EXERCISE REQUIREMENTS:
Return the entries verbatim and drop every picture.

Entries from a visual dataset
┄┄┄┄┄┄┄┄┄┄┄┄┄┄┄┄┄┄┄┄

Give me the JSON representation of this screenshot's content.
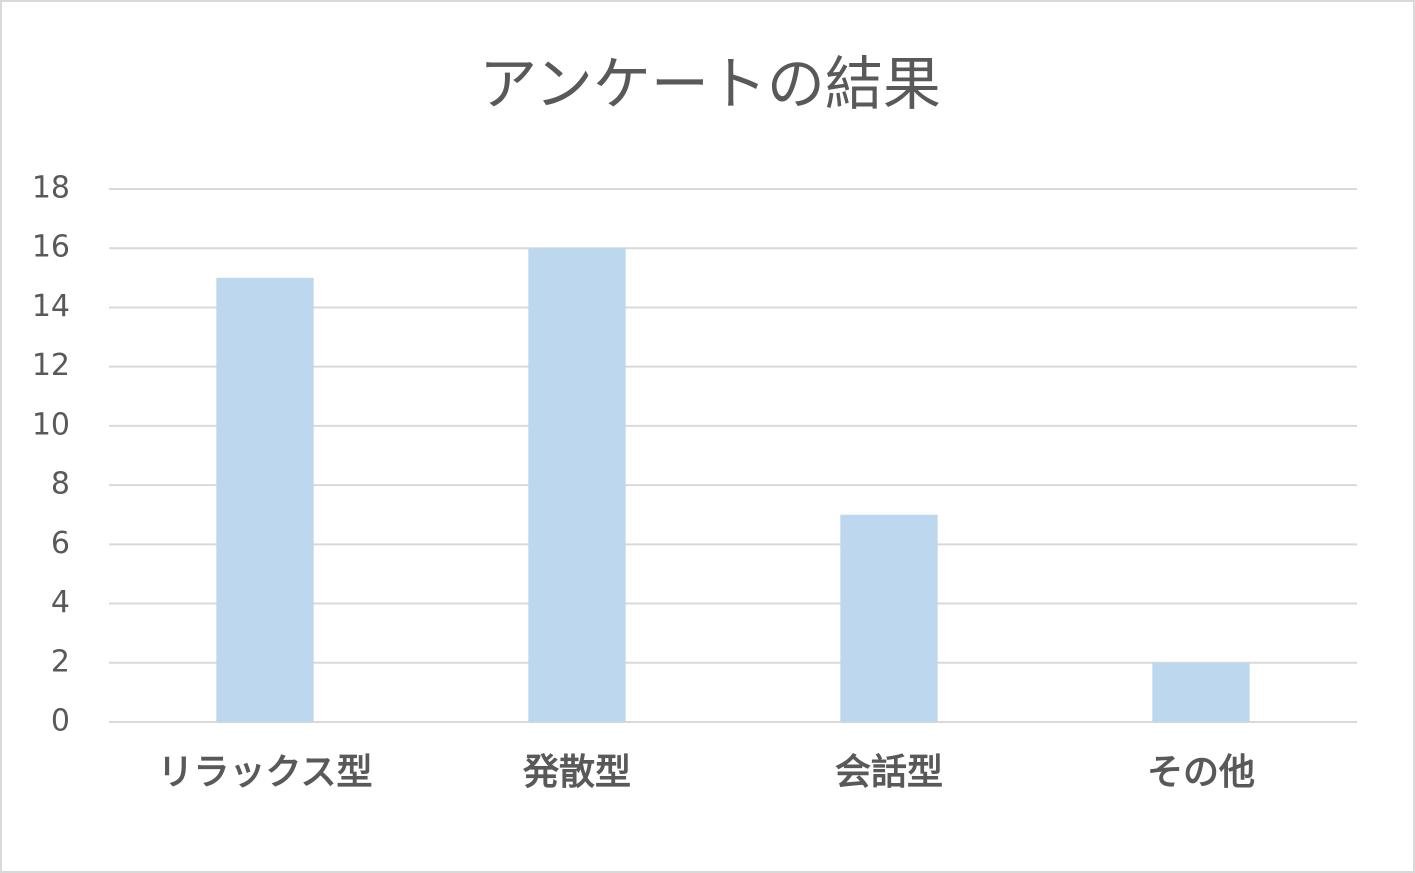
{
  "chart_data": {
    "type": "bar",
    "title": "アンケートの結果",
    "categories": [
      "リラックス型",
      "発散型",
      "会話型",
      "その他"
    ],
    "values": [
      15,
      16,
      7,
      2
    ],
    "color": "#bdd7ee",
    "ylim": [
      0,
      18
    ],
    "yticks": [
      0,
      2,
      4,
      6,
      8,
      10,
      12,
      14,
      16,
      18
    ],
    "grid": true
  }
}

┄┄┄┄┄┄┄┄┄┄┄┄┄┄┄┄┄┄┄┄

TASK OUTPUT:
Give me the JSON representation of this screenshot's content.
{
  "chart_data": {
    "type": "bar",
    "title": "アンケートの結果",
    "categories": [
      "リラックス型",
      "発散型",
      "会話型",
      "その他"
    ],
    "values": [
      15,
      16,
      7,
      2
    ],
    "color": "#bdd7ee",
    "ylim": [
      0,
      18
    ],
    "yticks": [
      0,
      2,
      4,
      6,
      8,
      10,
      12,
      14,
      16,
      18
    ],
    "grid": true
  }
}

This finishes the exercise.